* Your tasks
**a.** From the article on unpaid wages, pull out everything from "Goran Lukic, a" down to "A spreading blight?".
**b.** Name every person mentioned by name in the article on unpaid wages.

* Given passage
Kresimir Sever, a union leader in Croatia, estimates some 70,000 workers in Croatia are facing delays in wages. "In most cases workers wait too long before filing for bankruptcy (of their company), figuring they are better off having any kind of job and no salary rather than losing everything," said Sever. "In time, the company's assets melt and when the bankruptcy process begins, they (the workers) really do end up with nothing."

The situation is similar in Serbia, the most populous country to emerge from Yugoslavia with 7.2 million people. Ranka Savic of Serbia's Association of Free and Independent Unions said that at least 70,000 workers have not received wages for six months or more.

The country, which this year began talks on joining the EU, still has 153 state companies, partly kept afloat by annual subsidies worth more than $1 billion.

In February, some 1,400 workers at the state-owned Jumko clothing manufacturer from the southern city of Vranje protested about unpaid wages by blocking Serbia's main north-south highway for a day. They claimed they were owed seven months' wages and mandatory health contributions.

Two months later the Jumko workers received 5,000 dinars ($62 CAD) each, the government said. In May the workers again blocked the highway to demand all overdue wages and social benefits, as well as direct talks with the government. There has been no progress since then. Officials at Jumko did not respond to phone calls and emails seeking comment.

Serbia's new government, which took office in April, has vowed to reform laws on labour, bankruptcy and privatisation to improve the business climate and attract investors. It has also pledged to end subsidies for state-owned enterprises. Draft laws are being debated; the government says it hopes to adopt them by the end of July.

Slovenia, which joined the EU in 2004 and the euro zone in 2007, has seen the number of workers not receiving salaries rise steadily over the past five years. There were 3,601 cases of delays, partial payment or non-payment of wages in 2013, up from 843 in 2008, according to state Labour Inspectorate data provided to Reuters in June by the trade union ZSSS.

Goran Lukic, a spokesman for ZSSS, said "several thousand people" are not receiving their salaries, or receiving them with a delay, and the number is on the rise. He said the problem of unpaid wages was particularly common in construction and services such as office cleaning.

The plight of most unpaid employees goes undetected until they go on strike. Workers still prefer to keep turning up, despite not being paid, rather than lose their jobs, saidBelgrade sociology professor Zoran Stojiljkovic. "A common feature of the entire Western Balkans is the people's capacity to put up with a lot of things for a long time. The limit of endurance is breached only when one can no longer pay the bills," he said.

A spreading blight?

The problem is not confined to the region's smaller countries. In Bulgaria, a nation of 7.3 million which joined the EU in 2007 and has a $50 billion economy, businesses at the end of May owed 77.2 million levs ($57 million CAD) in delayed salary payments, the labour ministry told Reuters. Trade unions dispute the figure, saying the true amount is higher.

"I can assure you that we check any complaint (for unpaid salaries) received at the inspectorate," said the state labour inspectorate's spokeswoman Dina Hristova.

Nikolay Nenkov, the vice president of Bulgaria's largest trade union CITUB, said his organisation calculates unpaid wages are around $83 million or more. He said one company that had struggled to pay salaries was Remotex, a privately-owned industrial machinery repairer.

* Material
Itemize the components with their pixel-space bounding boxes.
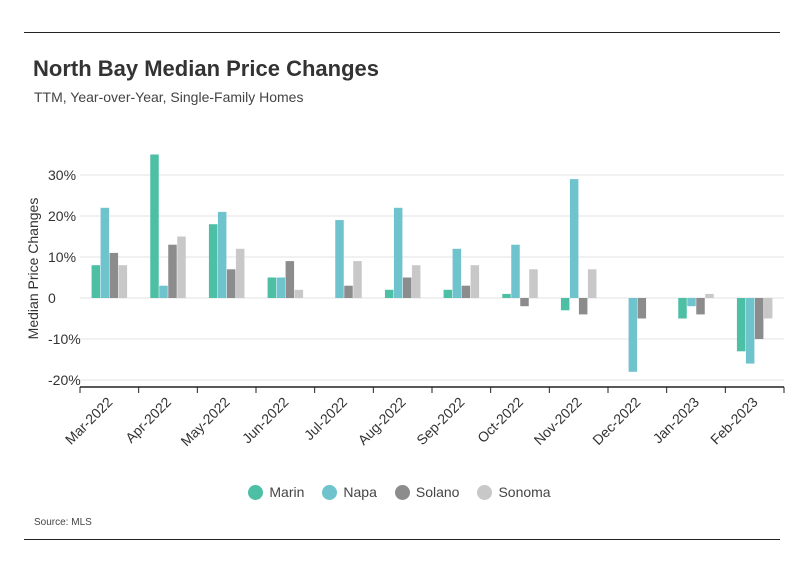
bar-sonoma-sep-2022 bbox=[470, 265, 480, 298]
page-title: North Bay Median Price Changes bbox=[33, 56, 379, 81]
bar-solano-dec-2022 bbox=[637, 298, 647, 319]
x-tick-label: Sep-2022 bbox=[413, 394, 467, 448]
bar-napa-feb-2023 bbox=[745, 298, 755, 364]
bar-sonoma-jul-2022 bbox=[353, 261, 362, 298]
x-tick-label: Jan-2023 bbox=[650, 394, 703, 447]
bar-marin-may-2022 bbox=[208, 224, 218, 298]
bar-napa-aug-2022 bbox=[393, 207, 403, 298]
bar-sonoma-jun-2022 bbox=[294, 289, 304, 298]
legend-marker bbox=[477, 484, 493, 500]
y-axis-title: Median Price Changes bbox=[25, 198, 41, 340]
legend-label: Sonoma bbox=[498, 484, 551, 500]
page-subtitle: TTM, Year-over-Year, Single-Family Homes bbox=[34, 89, 304, 105]
y-tick-label: -10% bbox=[48, 331, 81, 347]
bar-sonoma-may-2022 bbox=[235, 248, 245, 298]
bar-solano-jun-2022 bbox=[285, 261, 295, 298]
x-tick-label: Oct-2022 bbox=[474, 394, 526, 446]
bar-marin-jan-2023 bbox=[678, 298, 687, 319]
legend-marker bbox=[322, 484, 338, 500]
y-tick-label: 30% bbox=[48, 167, 76, 183]
bar-napa-jul-2022 bbox=[335, 220, 344, 298]
bar-napa-dec-2022 bbox=[628, 298, 638, 372]
x-tick-label: Apr-2022 bbox=[122, 394, 174, 446]
x-tick-label: Jul-2022 bbox=[301, 394, 350, 443]
x-tick-label: May-2022 bbox=[177, 394, 232, 449]
bar-solano-apr-2022 bbox=[168, 244, 177, 298]
bar-solano-aug-2022 bbox=[402, 277, 412, 298]
bar-napa-oct-2022 bbox=[511, 244, 520, 298]
legend-item-solano: Solano bbox=[394, 484, 460, 500]
bar-sonoma-apr-2022 bbox=[177, 236, 186, 298]
bar-marin-aug-2022 bbox=[384, 289, 394, 298]
y-tick-label: 20% bbox=[48, 208, 76, 224]
bar-marin-feb-2023 bbox=[736, 298, 746, 352]
legend-item-marin: Marin bbox=[248, 484, 304, 500]
top-rule bbox=[24, 32, 780, 33]
y-tick-label: 10% bbox=[48, 249, 76, 265]
x-tick-label: Feb-2023 bbox=[707, 394, 761, 448]
bar-sonoma-feb-2023 bbox=[763, 298, 773, 319]
bottom-rule bbox=[24, 539, 780, 540]
y-tick-label: 0 bbox=[48, 290, 56, 306]
bar-sonoma-oct-2022 bbox=[529, 269, 538, 298]
bar-solano-feb-2023 bbox=[754, 298, 764, 339]
bar-marin-mar-2022 bbox=[91, 265, 101, 298]
bar-napa-sep-2022 bbox=[452, 248, 462, 298]
legend-label: Marin bbox=[269, 484, 305, 500]
bar-napa-mar-2022 bbox=[100, 207, 110, 298]
legend-marker bbox=[248, 484, 264, 500]
legend-item-sonoma: Sonoma bbox=[477, 484, 551, 500]
bar-marin-nov-2022 bbox=[560, 298, 570, 311]
bar-marin-oct-2022 bbox=[502, 293, 511, 298]
legend-label: Solano bbox=[415, 484, 460, 500]
bar-napa-apr-2022 bbox=[159, 285, 168, 298]
bar-solano-jan-2023 bbox=[696, 298, 705, 315]
x-tick-label: Dec-2022 bbox=[589, 394, 643, 448]
bar-marin-apr-2022 bbox=[150, 154, 159, 298]
bar-sonoma-mar-2022 bbox=[118, 265, 128, 298]
legend-label: Napa bbox=[343, 484, 377, 500]
bar-solano-sep-2022 bbox=[461, 285, 471, 298]
legend-item-napa: Napa bbox=[322, 484, 377, 500]
legend-marker bbox=[394, 484, 410, 500]
bar-sonoma-nov-2022 bbox=[587, 269, 597, 298]
source-note: Source: MLS bbox=[34, 517, 92, 528]
bar-marin-jun-2022 bbox=[267, 277, 277, 298]
x-tick-label: Jun-2022 bbox=[239, 394, 292, 447]
bar-sonoma-aug-2022 bbox=[411, 265, 421, 298]
bar-solano-may-2022 bbox=[226, 269, 236, 298]
bar-solano-mar-2022 bbox=[109, 252, 119, 298]
bar-solano-oct-2022 bbox=[520, 298, 529, 307]
x-tick-label: Mar-2022 bbox=[62, 394, 116, 448]
x-tick-label: Aug-2022 bbox=[355, 394, 409, 448]
chart-legend: Marin Napa Solano Sonoma bbox=[0, 484, 799, 500]
bar-solano-jul-2022 bbox=[344, 285, 353, 298]
bar-napa-may-2022 bbox=[217, 211, 227, 298]
bar-sonoma-jan-2023 bbox=[705, 293, 714, 298]
x-tick-label: Nov-2022 bbox=[531, 394, 585, 448]
bar-marin-sep-2022 bbox=[443, 289, 453, 298]
bar-napa-nov-2022 bbox=[569, 179, 579, 298]
bar-napa-jun-2022 bbox=[276, 277, 286, 298]
bar-solano-nov-2022 bbox=[578, 298, 588, 315]
y-tick-label: -20% bbox=[48, 372, 81, 388]
bar-napa-jan-2023 bbox=[687, 298, 696, 307]
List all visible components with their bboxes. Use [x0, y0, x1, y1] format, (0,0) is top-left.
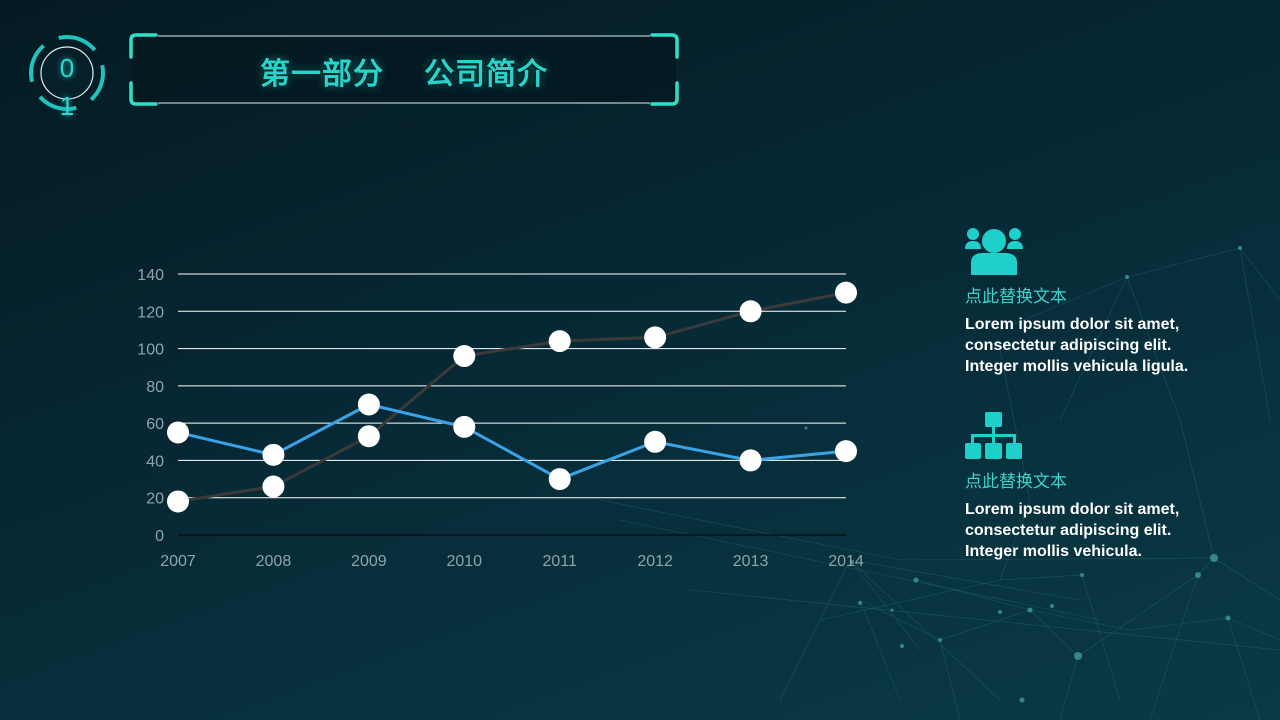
data-point-marker[interactable] [548, 330, 571, 353]
info-body-line: Integer mollis vehicula. [965, 543, 1142, 560]
info-body-line: Lorem ipsum dolor sit amet, [965, 501, 1180, 518]
y-tick-label: 0 [155, 528, 164, 545]
info-body: Lorem ipsum dolor sit amet, consectetur … [965, 499, 1225, 562]
title-frame-border [129, 33, 679, 106]
data-point-marker[interactable] [835, 281, 857, 304]
series-line [177, 402, 847, 481]
info-body-line: consectetur adipiscing elit. [965, 522, 1172, 539]
section-title: 第一部分 公司简介 [128, 49, 680, 93]
y-tick-label: 140 [137, 267, 164, 284]
info-block-2: 点此替换文本 Lorem ipsum dolor sit amet, conse… [965, 412, 1225, 562]
info-title: 点此替换文本 [965, 287, 1067, 306]
data-point-marker[interactable] [167, 421, 189, 444]
data-point-marker[interactable] [644, 430, 667, 453]
x-tick-label: 2013 [733, 553, 769, 570]
data-point-marker[interactable] [453, 345, 476, 368]
x-tick-label: 2011 [543, 553, 578, 570]
y-tick-label: 80 [146, 379, 164, 396]
ring-icon [29, 35, 105, 111]
x-tick-label: 2014 [828, 553, 864, 570]
data-point-marker[interactable] [739, 449, 762, 472]
info-block-1: 点此替换文本 Lorem ipsum dolor sit amet, conse… [965, 227, 1225, 377]
section-number: 0 [59, 53, 75, 83]
section-number-sub: 1 [59, 91, 75, 121]
y-tick-label: 100 [137, 342, 164, 359]
line-chart: 0 20 40 60 80 100 120 140 2007 2008 2009 2010 2011 20… [120, 255, 880, 575]
data-point-marker[interactable] [167, 490, 189, 513]
info-body-line: Integer mollis vehicula ligula. [965, 358, 1189, 375]
data-point-marker[interactable] [262, 475, 285, 498]
section-title-part: 第一部分 [260, 58, 384, 91]
data-point-marker[interactable] [357, 393, 380, 416]
x-tick-label: 2008 [256, 553, 292, 570]
data-point-marker[interactable] [835, 440, 857, 463]
info-title: 点此替换文本 [965, 472, 1067, 491]
info-body-line: Lorem ipsum dolor sit amet, [965, 316, 1180, 333]
y-tick-label: 40 [146, 453, 164, 470]
x-tick-label: 2012 [637, 553, 673, 570]
data-point-marker[interactable] [644, 326, 667, 349]
y-tick-label: 120 [137, 304, 164, 321]
data-point-marker[interactable] [262, 443, 285, 466]
data-point-marker[interactable] [357, 425, 380, 448]
x-tick-label: 2009 [351, 553, 387, 570]
section-title-frame: 第一部分 公司简介 [128, 33, 680, 106]
info-body: Lorem ipsum dolor sit amet, consectetur … [965, 314, 1225, 377]
series-line [177, 291, 847, 503]
data-point-marker[interactable] [453, 415, 476, 438]
org-chart-icon [965, 412, 1022, 459]
data-point-marker[interactable] [548, 468, 571, 491]
x-tick-label: 2010 [446, 553, 482, 570]
y-tick-label: 20 [146, 491, 164, 508]
section-number-badge: 0 1 [27, 33, 107, 121]
section-title-name: 公司简介 [424, 58, 548, 91]
x-tick-label: 2007 [160, 553, 196, 570]
y-tick-label: 60 [146, 416, 164, 433]
users-group-icon [965, 228, 1023, 275]
info-body-line: consectetur adipiscing elit. [965, 337, 1172, 354]
line-chart-canvas: 0 20 40 60 80 100 120 140 2007 2008 2009 2010 2011 20… [137, 267, 864, 570]
data-point-marker[interactable] [739, 300, 762, 323]
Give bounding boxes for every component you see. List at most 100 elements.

* Outputs for the tasks
**a.**
Goran Lukic, a spokesman for ZSSS, said "several thousand people" are not receiving their salaries, or receiving them with a delay, and the number is on the rise. He said the problem of unpaid wages was particularly common in construction and services such as office cleaning.

The plight of most unpaid employees goes undetected until they go on strike. Workers still prefer to keep turning up, despite not being paid, rather than lose their jobs, saidBelgrade sociology professor Zoran Stojiljkovic. "A common feature of the entire Western Balkans is the people's capacity to put up with a lot of things for a long time. The limit of endurance is breached only when one can no longer pay the bills," he said.

A spreading blight?

**b.**
Kresimir Sever
Ranka Savic
Goran Lukic
Zoran Stojiljkovic
Dina Hristova
Nikolay Nenkov